** TASK INPUTS follows **

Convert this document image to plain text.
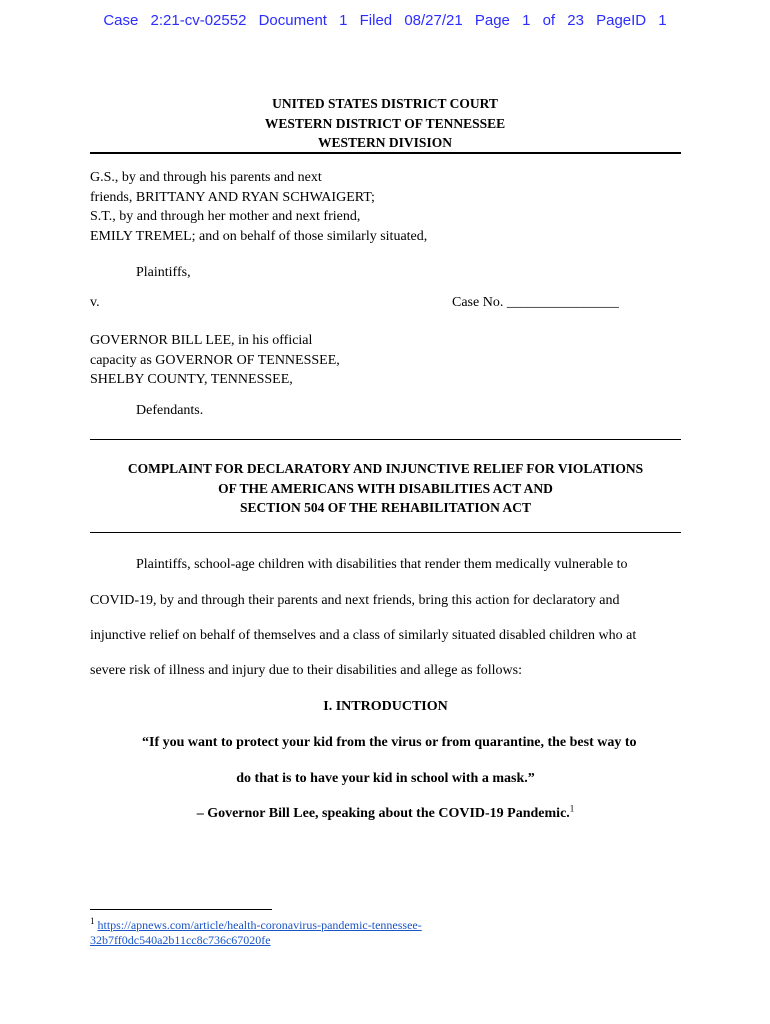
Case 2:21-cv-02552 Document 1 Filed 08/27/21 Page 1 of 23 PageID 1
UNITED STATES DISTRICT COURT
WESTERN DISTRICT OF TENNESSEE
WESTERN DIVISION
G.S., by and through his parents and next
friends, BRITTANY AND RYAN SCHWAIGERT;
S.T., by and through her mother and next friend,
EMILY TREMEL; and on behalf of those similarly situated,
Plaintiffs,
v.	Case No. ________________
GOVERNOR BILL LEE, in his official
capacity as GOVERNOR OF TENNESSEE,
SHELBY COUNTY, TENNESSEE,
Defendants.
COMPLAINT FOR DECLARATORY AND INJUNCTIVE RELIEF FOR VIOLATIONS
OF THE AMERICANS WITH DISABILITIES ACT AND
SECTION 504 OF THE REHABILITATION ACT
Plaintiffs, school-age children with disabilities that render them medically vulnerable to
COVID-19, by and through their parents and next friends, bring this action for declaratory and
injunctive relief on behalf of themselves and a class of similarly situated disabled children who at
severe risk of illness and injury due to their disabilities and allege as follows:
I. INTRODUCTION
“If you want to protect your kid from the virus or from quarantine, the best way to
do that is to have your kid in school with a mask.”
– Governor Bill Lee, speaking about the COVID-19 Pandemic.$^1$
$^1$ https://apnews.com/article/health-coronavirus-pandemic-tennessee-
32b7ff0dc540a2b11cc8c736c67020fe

** End of TASK INPUTS **
** TASK INPUTS follows **

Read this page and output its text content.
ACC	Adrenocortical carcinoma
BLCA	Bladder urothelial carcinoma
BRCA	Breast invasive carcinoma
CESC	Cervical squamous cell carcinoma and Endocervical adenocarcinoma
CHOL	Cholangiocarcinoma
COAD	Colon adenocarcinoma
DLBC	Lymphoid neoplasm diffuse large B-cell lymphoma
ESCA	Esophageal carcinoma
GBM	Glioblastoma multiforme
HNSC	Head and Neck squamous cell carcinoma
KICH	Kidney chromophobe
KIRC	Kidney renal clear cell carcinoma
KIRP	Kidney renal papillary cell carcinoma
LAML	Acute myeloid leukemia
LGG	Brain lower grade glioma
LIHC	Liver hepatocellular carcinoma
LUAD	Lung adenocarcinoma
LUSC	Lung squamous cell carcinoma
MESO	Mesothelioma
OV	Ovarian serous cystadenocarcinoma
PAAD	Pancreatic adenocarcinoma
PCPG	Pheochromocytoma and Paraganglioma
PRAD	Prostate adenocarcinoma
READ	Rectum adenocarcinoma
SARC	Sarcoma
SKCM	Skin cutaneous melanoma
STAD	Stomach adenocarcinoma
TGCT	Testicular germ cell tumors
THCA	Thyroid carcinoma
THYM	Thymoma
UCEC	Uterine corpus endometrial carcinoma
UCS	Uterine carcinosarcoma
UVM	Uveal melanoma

** End of TASK INPUTS **
** TASK INPUTS follows **

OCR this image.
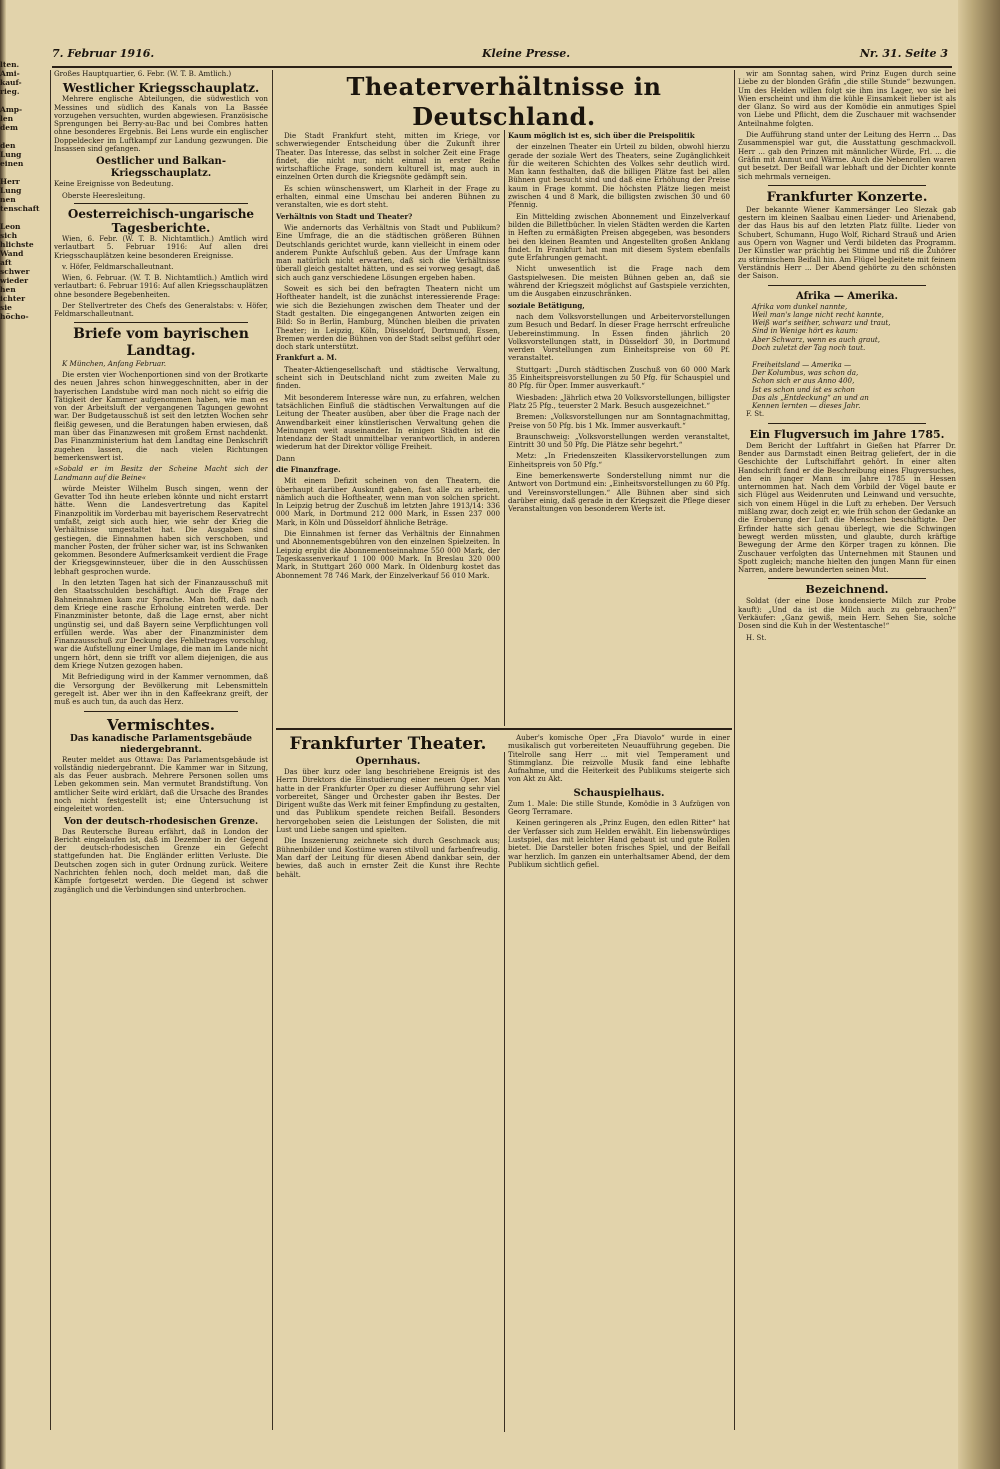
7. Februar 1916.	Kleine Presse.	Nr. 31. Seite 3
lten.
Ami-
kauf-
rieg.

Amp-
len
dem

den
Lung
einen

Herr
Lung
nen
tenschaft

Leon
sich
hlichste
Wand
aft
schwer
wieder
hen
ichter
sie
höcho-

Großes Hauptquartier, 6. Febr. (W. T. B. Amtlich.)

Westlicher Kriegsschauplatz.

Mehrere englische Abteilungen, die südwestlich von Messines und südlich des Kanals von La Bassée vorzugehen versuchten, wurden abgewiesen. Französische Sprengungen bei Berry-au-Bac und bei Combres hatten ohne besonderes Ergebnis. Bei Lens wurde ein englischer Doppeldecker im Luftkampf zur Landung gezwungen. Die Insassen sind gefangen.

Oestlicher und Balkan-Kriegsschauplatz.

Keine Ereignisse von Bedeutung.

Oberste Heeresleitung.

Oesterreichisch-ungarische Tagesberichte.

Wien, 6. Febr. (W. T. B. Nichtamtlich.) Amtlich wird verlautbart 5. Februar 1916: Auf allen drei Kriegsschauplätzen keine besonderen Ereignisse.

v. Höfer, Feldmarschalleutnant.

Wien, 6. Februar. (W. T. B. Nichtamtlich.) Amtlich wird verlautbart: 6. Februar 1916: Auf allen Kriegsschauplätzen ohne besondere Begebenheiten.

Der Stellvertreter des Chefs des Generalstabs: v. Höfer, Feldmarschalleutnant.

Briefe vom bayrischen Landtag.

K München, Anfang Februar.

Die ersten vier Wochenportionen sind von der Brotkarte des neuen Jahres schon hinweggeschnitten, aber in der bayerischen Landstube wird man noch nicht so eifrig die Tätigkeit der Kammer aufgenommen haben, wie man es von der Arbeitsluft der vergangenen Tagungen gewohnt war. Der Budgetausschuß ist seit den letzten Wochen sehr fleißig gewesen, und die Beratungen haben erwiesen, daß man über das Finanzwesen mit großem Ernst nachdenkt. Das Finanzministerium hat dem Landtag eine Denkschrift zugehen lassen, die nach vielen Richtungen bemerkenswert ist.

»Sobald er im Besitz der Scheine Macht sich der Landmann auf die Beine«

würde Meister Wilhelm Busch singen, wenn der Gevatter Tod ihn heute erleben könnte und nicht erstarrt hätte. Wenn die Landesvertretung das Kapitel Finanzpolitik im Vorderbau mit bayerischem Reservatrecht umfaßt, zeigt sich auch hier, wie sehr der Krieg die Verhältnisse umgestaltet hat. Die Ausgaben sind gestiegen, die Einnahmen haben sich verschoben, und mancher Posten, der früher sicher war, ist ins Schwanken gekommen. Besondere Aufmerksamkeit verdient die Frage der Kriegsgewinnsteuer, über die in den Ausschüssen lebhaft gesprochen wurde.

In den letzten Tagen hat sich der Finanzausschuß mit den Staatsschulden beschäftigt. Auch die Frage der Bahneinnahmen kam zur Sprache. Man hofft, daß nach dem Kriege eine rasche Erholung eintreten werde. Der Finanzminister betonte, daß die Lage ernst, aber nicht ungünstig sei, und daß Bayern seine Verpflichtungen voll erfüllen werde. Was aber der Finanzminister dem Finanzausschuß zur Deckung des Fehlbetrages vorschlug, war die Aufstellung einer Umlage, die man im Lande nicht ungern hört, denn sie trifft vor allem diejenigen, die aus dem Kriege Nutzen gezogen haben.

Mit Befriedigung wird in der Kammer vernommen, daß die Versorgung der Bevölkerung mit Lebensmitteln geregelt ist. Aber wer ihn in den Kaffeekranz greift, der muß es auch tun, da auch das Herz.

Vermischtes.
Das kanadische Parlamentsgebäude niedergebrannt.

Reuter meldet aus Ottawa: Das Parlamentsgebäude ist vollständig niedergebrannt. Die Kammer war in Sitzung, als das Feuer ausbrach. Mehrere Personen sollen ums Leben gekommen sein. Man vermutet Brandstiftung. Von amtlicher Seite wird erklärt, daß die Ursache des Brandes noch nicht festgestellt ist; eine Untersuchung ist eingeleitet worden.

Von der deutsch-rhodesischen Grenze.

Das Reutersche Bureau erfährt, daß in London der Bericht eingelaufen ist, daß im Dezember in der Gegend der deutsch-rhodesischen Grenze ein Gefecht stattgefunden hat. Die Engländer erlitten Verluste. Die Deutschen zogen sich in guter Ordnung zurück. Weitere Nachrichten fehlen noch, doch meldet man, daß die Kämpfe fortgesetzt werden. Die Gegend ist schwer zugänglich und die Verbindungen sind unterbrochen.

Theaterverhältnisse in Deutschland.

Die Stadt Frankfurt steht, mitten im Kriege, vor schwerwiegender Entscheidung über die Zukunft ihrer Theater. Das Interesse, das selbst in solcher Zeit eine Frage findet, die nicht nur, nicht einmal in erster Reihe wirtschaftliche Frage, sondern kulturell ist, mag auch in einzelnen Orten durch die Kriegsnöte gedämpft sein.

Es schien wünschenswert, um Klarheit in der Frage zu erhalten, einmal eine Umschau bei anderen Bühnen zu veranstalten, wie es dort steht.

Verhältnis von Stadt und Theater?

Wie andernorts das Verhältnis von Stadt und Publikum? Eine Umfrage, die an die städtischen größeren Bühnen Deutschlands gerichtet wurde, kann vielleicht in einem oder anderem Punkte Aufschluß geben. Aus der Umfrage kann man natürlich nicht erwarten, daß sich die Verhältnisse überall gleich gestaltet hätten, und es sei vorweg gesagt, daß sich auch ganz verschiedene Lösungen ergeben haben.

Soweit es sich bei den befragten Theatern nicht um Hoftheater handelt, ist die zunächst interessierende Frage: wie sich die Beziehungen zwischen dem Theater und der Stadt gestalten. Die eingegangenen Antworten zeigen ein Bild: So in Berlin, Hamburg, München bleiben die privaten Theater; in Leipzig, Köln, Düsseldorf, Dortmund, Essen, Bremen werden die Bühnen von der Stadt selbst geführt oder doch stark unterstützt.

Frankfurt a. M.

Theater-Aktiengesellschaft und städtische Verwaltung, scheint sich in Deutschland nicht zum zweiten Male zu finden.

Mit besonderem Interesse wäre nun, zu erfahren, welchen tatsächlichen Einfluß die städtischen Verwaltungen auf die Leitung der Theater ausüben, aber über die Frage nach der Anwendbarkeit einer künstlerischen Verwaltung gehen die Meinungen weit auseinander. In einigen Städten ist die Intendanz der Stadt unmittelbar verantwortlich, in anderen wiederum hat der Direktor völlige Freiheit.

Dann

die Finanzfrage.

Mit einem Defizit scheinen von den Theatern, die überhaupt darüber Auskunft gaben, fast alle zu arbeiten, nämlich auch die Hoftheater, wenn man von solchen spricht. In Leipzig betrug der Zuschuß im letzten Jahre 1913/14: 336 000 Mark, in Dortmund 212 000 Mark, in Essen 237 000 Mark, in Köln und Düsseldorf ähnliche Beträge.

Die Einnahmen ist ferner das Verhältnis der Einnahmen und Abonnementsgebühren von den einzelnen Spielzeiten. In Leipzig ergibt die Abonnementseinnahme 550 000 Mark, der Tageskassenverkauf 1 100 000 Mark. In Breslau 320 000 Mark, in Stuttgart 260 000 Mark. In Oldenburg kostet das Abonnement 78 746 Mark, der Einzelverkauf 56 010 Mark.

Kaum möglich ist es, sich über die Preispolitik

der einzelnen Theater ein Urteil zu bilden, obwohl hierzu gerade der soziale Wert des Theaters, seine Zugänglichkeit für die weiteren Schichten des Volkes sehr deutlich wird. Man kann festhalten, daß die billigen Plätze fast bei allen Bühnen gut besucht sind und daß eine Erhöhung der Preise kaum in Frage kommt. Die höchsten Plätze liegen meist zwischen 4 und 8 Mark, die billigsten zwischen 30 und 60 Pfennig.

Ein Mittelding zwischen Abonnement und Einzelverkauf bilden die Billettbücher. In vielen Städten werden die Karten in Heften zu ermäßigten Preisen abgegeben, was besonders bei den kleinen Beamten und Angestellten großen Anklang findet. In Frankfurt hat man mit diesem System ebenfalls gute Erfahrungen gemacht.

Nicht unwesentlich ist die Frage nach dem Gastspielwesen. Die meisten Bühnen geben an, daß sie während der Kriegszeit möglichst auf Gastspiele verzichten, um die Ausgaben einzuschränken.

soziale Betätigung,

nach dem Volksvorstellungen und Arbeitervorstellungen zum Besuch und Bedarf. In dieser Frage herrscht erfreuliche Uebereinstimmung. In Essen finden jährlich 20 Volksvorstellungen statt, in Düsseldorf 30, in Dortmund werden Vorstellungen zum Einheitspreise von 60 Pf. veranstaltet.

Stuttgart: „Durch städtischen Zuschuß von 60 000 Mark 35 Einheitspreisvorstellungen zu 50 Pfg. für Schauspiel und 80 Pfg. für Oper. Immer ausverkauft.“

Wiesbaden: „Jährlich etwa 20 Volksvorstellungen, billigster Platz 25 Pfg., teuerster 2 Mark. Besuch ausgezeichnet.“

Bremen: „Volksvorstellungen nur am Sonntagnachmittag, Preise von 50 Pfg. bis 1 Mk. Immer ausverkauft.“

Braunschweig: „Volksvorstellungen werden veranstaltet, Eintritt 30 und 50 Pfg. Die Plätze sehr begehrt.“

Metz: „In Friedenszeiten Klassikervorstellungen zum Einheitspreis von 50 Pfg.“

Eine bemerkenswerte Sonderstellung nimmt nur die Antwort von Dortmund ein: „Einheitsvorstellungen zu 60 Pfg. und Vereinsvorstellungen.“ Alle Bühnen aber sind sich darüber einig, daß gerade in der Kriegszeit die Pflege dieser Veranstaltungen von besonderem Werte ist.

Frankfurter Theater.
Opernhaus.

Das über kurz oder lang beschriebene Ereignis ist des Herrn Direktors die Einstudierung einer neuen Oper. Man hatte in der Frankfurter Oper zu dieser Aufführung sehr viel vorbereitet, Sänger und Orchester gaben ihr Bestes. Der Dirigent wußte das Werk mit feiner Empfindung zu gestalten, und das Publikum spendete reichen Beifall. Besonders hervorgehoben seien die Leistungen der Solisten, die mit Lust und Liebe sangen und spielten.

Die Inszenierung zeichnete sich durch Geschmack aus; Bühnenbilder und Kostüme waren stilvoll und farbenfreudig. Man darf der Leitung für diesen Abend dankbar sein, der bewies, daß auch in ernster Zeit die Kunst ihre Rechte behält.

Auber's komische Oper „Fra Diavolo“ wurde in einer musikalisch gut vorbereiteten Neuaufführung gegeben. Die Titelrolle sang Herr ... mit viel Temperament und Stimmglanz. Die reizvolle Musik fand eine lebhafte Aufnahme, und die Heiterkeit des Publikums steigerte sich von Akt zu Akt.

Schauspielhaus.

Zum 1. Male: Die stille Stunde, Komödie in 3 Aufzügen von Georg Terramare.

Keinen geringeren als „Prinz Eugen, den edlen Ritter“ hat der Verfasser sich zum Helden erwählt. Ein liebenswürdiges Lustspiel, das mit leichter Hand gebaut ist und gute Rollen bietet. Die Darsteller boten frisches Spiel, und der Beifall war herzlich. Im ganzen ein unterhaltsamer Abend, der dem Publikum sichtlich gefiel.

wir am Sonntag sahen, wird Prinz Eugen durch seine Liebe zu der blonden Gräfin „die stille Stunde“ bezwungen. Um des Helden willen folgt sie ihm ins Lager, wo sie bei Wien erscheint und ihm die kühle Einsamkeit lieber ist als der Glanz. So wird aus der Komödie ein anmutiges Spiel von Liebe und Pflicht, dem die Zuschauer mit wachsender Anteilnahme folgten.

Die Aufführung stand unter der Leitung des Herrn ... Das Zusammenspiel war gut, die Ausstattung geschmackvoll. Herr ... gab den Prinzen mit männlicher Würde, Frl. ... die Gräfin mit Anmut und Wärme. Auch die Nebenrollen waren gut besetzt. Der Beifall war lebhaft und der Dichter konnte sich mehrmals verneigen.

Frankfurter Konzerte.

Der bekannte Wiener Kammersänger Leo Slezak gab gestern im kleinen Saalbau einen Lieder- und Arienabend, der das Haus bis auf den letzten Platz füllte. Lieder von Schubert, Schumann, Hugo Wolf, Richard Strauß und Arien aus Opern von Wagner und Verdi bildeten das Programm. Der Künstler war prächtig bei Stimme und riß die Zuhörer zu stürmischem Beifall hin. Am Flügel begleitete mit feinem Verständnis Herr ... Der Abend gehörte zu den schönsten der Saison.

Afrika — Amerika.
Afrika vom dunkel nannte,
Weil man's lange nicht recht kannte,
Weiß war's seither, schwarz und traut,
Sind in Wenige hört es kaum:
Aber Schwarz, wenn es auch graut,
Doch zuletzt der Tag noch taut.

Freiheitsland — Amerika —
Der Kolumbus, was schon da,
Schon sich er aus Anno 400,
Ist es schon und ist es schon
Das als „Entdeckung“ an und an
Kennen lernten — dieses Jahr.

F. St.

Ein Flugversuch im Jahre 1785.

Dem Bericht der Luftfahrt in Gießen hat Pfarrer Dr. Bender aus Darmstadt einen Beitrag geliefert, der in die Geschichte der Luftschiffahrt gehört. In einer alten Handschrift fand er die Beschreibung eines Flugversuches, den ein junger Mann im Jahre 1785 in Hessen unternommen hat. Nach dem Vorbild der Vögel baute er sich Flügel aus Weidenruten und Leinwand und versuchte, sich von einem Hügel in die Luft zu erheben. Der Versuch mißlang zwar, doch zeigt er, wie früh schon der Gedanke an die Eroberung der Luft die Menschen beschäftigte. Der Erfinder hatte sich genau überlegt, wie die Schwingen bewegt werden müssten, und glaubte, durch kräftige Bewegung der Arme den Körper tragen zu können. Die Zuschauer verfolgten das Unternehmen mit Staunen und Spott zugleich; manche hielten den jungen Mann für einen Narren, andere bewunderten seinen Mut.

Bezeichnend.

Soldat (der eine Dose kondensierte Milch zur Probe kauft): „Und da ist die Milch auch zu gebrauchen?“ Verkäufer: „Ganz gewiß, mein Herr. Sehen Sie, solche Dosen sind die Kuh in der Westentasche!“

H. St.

** End of TASK INPUTS **

Only lines that contain the string "Kriegsschauplätzen" count; pick each one out of the records and copy it.

#### OUTPUT FOR THIS EXERCISE:
Wien, 6. Febr. (W. T. B. Nichtamtlich.) Amtlich wird verlautbart 5. Februar 1916: Auf allen drei Kriegsschauplätzen keine besonderen Ereignisse.
Wien, 6. Februar. (W. T. B. Nichtamtlich.) Amtlich wird verlautbart: 6. Februar 1916: Auf allen Kriegsschauplätzen ohne besondere Begebenheiten.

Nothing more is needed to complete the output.